►

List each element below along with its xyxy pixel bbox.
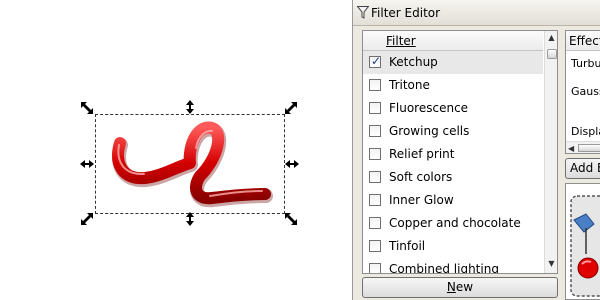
scroll-up-arrow-icon[interactable]: ▲ (545, 31, 557, 45)
filter-row-inner-glow[interactable]: Inner Glow (363, 189, 543, 212)
filter-primitive-node-icon (570, 195, 600, 297)
drawing-canvas[interactable] (0, 0, 352, 300)
scale-handle-top-icon[interactable] (183, 100, 197, 114)
filter-checkbox[interactable] (369, 263, 381, 273)
dock-title-bar[interactable]: Filter Editor (353, 0, 600, 26)
filter-preview-area (565, 183, 600, 300)
new-filter-button[interactable]: New (362, 277, 558, 298)
filter-row-tritone[interactable]: Tritone (363, 74, 543, 97)
scroll-left-arrow-icon[interactable]: ◀ (568, 142, 574, 153)
filter-row-soft-colors[interactable]: Soft colors (363, 166, 543, 189)
filter-column-header: Filter (386, 34, 416, 48)
scrollbar-thumb[interactable] (547, 49, 557, 59)
effect-list[interactable]: Effect Turbu Gauss Displa ◀ (565, 30, 600, 154)
add-effect-button[interactable]: Add E (565, 158, 600, 179)
checkmark-icon: ✓ (371, 54, 382, 68)
horizontal-scrollbar-thumb[interactable] (578, 144, 600, 152)
new-button-label-rest: ew (455, 280, 474, 294)
filter-label: Tritone (389, 78, 430, 92)
scale-handle-top-right-icon[interactable] (284, 101, 298, 115)
filter-label: Soft colors (389, 170, 453, 184)
filter-checkbox[interactable] (369, 240, 381, 252)
filter-column-header-text: Filter (386, 34, 416, 48)
filter-row-copper-and-chocolate[interactable]: Copper and chocolate (363, 212, 543, 235)
scale-handle-bottom-icon[interactable] (183, 212, 197, 226)
scale-handle-left-icon[interactable] (80, 157, 94, 171)
filter-checkbox[interactable] (369, 79, 381, 91)
filter-label: Copper and chocolate (389, 216, 521, 230)
effect-item-gaussian[interactable]: Gauss (571, 85, 600, 98)
scale-handle-bottom-right-icon[interactable] (284, 212, 298, 226)
scale-handle-right-icon[interactable] (285, 157, 299, 171)
effect-column-header: Effect (569, 34, 600, 48)
filter-checkbox[interactable] (369, 217, 381, 229)
filter-label: Ketchup (389, 55, 438, 69)
scale-handle-top-left-icon[interactable] (80, 101, 94, 115)
filter-label: Fluorescence (389, 101, 469, 115)
filter-list-scrollbar[interactable]: ▲ ▼ (544, 31, 557, 273)
filter-checkbox[interactable] (369, 125, 381, 137)
filter-list[interactable]: Filter ✓ Ketchup Tritone Fluorescence Gr… (362, 30, 558, 274)
filter-row-ketchup[interactable]: ✓ Ketchup (363, 51, 543, 74)
filter-row-growing-cells[interactable]: Growing cells (363, 120, 543, 143)
filter-row-fluorescence[interactable]: Fluorescence (363, 97, 543, 120)
filter-checkbox[interactable] (369, 194, 381, 206)
effect-list-horizontal-scrollbar[interactable]: ◀ (566, 141, 600, 153)
scale-handle-bottom-left-icon[interactable] (80, 212, 94, 226)
filter-label: Growing cells (389, 124, 470, 138)
filter-list-header[interactable]: Filter (363, 31, 543, 51)
ketchup-squiggle-object[interactable] (100, 118, 280, 213)
effect-list-header[interactable]: Effect (566, 31, 600, 51)
filter-label: Combined lighting (389, 262, 499, 274)
effect-item-displacement[interactable]: Displa (571, 125, 600, 138)
dock-title: Filter Editor (371, 6, 441, 20)
filter-row-relief-print[interactable]: Relief print (363, 143, 543, 166)
filter-funnel-icon (357, 6, 369, 19)
scroll-down-arrow-icon[interactable]: ▼ (545, 257, 557, 271)
filter-row-combined-lighting[interactable]: Combined lighting (363, 258, 543, 274)
filter-checkbox[interactable] (369, 148, 381, 160)
effect-item-turbulence[interactable]: Turbu (571, 57, 600, 70)
filter-checkbox[interactable] (369, 171, 381, 183)
filter-checkbox[interactable]: ✓ (369, 54, 382, 68)
filter-checkbox[interactable] (369, 102, 381, 114)
filter-editor-dock: Filter Editor Filter ✓ Ketchup Tritone F… (352, 0, 600, 300)
filter-label: Tinfoil (389, 239, 426, 253)
new-button-mnemonic: N (446, 280, 456, 294)
filter-label: Relief print (389, 147, 455, 161)
filter-label: Inner Glow (389, 193, 454, 207)
filter-row-tinfoil[interactable]: Tinfoil (363, 235, 543, 258)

◄

Work to be completed - Could every line above be set down exactly, with the pictures omitted?

Answer -
List each element below along with its xyxy pixel bbox.
scroll-up-arrow-icon[interactable]: ▲ (545, 31, 557, 45)
filter-row-inner-glow[interactable]: Inner Glow (363, 189, 543, 212)
filter-primitive-node-icon (570, 195, 600, 297)
drawing-canvas[interactable] (0, 0, 352, 300)
scale-handle-top-icon[interactable] (183, 100, 197, 114)
filter-checkbox[interactable] (369, 263, 381, 273)
dock-title-bar[interactable]: Filter Editor (353, 0, 600, 26)
filter-preview-area (565, 183, 600, 300)
new-filter-button[interactable]: New (362, 277, 558, 298)
filter-row-tritone[interactable]: Tritone (363, 74, 543, 97)
scroll-left-arrow-icon[interactable]: ◀ (568, 142, 574, 153)
filter-row-soft-colors[interactable]: Soft colors (363, 166, 543, 189)
filter-column-header: Filter (386, 34, 416, 48)
scrollbar-thumb[interactable] (547, 49, 557, 59)
effect-list[interactable]: Effect Turbu Gauss Displa ◀ (565, 30, 600, 154)
add-effect-button[interactable]: Add E (565, 158, 600, 179)
checkmark-icon: ✓ (371, 54, 382, 68)
horizontal-scrollbar-thumb[interactable] (578, 144, 600, 152)
new-button-label-rest: ew (455, 280, 474, 294)
filter-label: Tritone (389, 78, 430, 92)
scale-handle-top-right-icon[interactable] (284, 101, 298, 115)
filter-label: Soft colors (389, 170, 453, 184)
filter-checkbox[interactable] (369, 240, 381, 252)
filter-column-header-text: Filter (386, 34, 416, 48)
filter-row-copper-and-chocolate[interactable]: Copper and chocolate (363, 212, 543, 235)
scale-handle-bottom-icon[interactable] (183, 212, 197, 226)
scale-handle-left-icon[interactable] (80, 157, 94, 171)
filter-checkbox[interactable] (369, 79, 381, 91)
filter-label: Copper and chocolate (389, 216, 521, 230)
effect-item-gaussian[interactable]: Gauss (571, 85, 600, 98)
scale-handle-bottom-right-icon[interactable] (284, 212, 298, 226)
scale-handle-right-icon[interactable] (285, 157, 299, 171)
effect-column-header: Effect (569, 34, 600, 48)
filter-checkbox[interactable] (369, 217, 381, 229)
filter-label: Ketchup (389, 55, 438, 69)
scale-handle-top-left-icon[interactable] (80, 101, 94, 115)
filter-label: Fluorescence (389, 101, 469, 115)
filter-list-scrollbar[interactable]: ▲ ▼ (544, 31, 557, 273)
filter-checkbox[interactable] (369, 125, 381, 137)
filter-list[interactable]: Filter ✓ Ketchup Tritone Fluorescence Gr… (362, 30, 558, 274)
filter-row-ketchup[interactable]: ✓ Ketchup (363, 51, 543, 74)
filter-row-growing-cells[interactable]: Growing cells (363, 120, 543, 143)
filter-row-fluorescence[interactable]: Fluorescence (363, 97, 543, 120)
filter-checkbox[interactable] (369, 194, 381, 206)
effect-list-horizontal-scrollbar[interactable]: ◀ (566, 141, 600, 153)
scale-handle-bottom-left-icon[interactable] (80, 212, 94, 226)
filter-label: Growing cells (389, 124, 470, 138)
filter-list-header[interactable]: Filter (363, 31, 543, 51)
ketchup-squiggle-object[interactable] (100, 118, 280, 213)
effect-list-header[interactable]: Effect (566, 31, 600, 51)
filter-label: Combined lighting (389, 262, 499, 274)
effect-item-displacement[interactable]: Displa (571, 125, 600, 138)
dock-title: Filter Editor (371, 6, 441, 20)
filter-row-relief-print[interactable]: Relief print (363, 143, 543, 166)
filter-funnel-icon (357, 6, 369, 19)
scroll-down-arrow-icon[interactable]: ▼ (545, 257, 557, 271)
filter-row-combined-lighting[interactable]: Combined lighting (363, 258, 543, 274)
filter-checkbox[interactable] (369, 148, 381, 160)
effect-item-turbulence[interactable]: Turbu (571, 57, 600, 70)
filter-checkbox[interactable] (369, 171, 381, 183)
filter-checkbox[interactable]: ✓ (369, 54, 382, 68)
filter-checkbox[interactable] (369, 102, 381, 114)
filter-editor-dock: Filter Editor Filter ✓ Ketchup Tritone F… (352, 0, 600, 300)
filter-label: Tinfoil (389, 239, 426, 253)
new-button-mnemonic: N (446, 280, 456, 294)
filter-label: Relief print (389, 147, 455, 161)
filter-label: Inner Glow (389, 193, 454, 207)
filter-row-tinfoil[interactable]: Tinfoil (363, 235, 543, 258)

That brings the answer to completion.